» THE EXERCISE
Copy every line of the data that contains the string "coffee".

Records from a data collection
[start]
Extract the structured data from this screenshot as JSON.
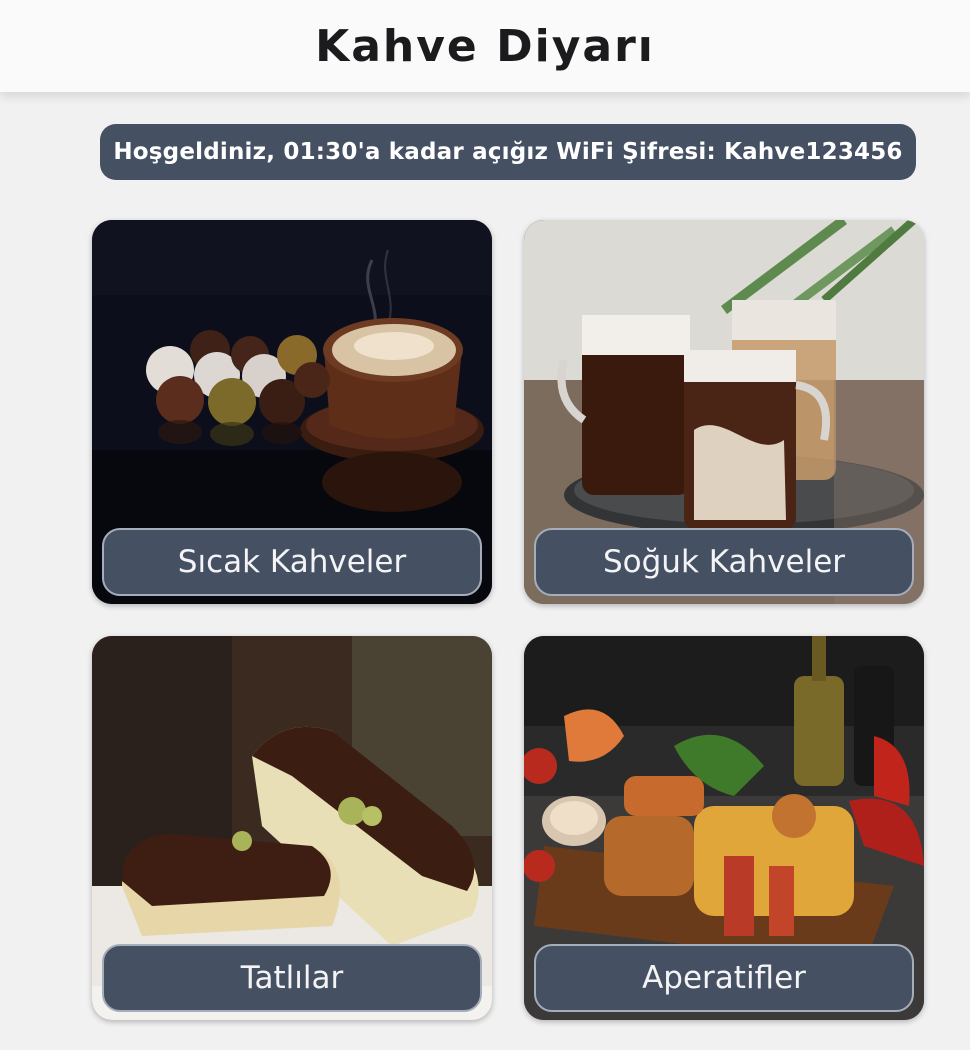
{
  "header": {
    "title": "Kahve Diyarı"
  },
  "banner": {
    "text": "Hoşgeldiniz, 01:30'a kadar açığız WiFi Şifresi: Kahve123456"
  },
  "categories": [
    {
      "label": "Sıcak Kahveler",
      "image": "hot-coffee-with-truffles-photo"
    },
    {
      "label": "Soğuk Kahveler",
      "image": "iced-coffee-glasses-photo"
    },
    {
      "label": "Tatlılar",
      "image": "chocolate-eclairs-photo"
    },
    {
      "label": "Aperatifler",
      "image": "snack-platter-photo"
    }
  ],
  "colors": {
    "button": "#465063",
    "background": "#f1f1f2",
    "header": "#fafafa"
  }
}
[end]
[start]
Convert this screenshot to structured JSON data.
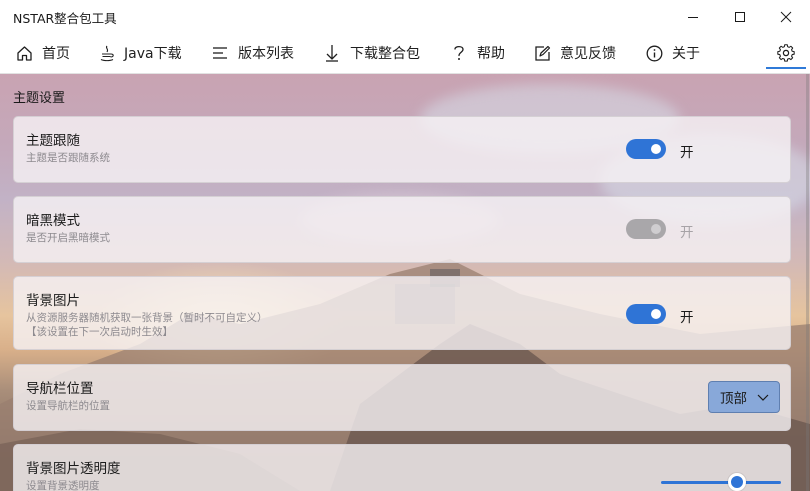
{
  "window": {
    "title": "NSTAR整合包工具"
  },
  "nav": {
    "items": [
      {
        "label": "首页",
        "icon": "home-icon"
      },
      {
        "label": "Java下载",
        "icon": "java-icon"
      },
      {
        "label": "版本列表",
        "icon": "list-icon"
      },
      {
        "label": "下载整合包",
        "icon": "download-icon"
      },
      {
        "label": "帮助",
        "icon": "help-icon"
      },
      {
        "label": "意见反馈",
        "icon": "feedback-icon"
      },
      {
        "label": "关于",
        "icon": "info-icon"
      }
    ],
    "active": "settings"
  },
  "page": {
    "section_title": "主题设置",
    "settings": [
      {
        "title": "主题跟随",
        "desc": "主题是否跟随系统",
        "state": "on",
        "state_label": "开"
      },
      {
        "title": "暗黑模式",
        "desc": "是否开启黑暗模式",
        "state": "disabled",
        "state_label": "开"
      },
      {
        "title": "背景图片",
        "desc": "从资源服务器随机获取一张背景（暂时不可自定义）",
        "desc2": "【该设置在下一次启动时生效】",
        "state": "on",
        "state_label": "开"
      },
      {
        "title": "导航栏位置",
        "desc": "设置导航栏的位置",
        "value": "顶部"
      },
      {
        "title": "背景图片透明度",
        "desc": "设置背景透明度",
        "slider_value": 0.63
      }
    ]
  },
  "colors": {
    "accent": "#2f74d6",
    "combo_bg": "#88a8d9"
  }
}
[end]
» THE SOLUTION
      "image": "hot-coffee-with-truffles-photo"
      "image": "iced-coffee-glasses-photo"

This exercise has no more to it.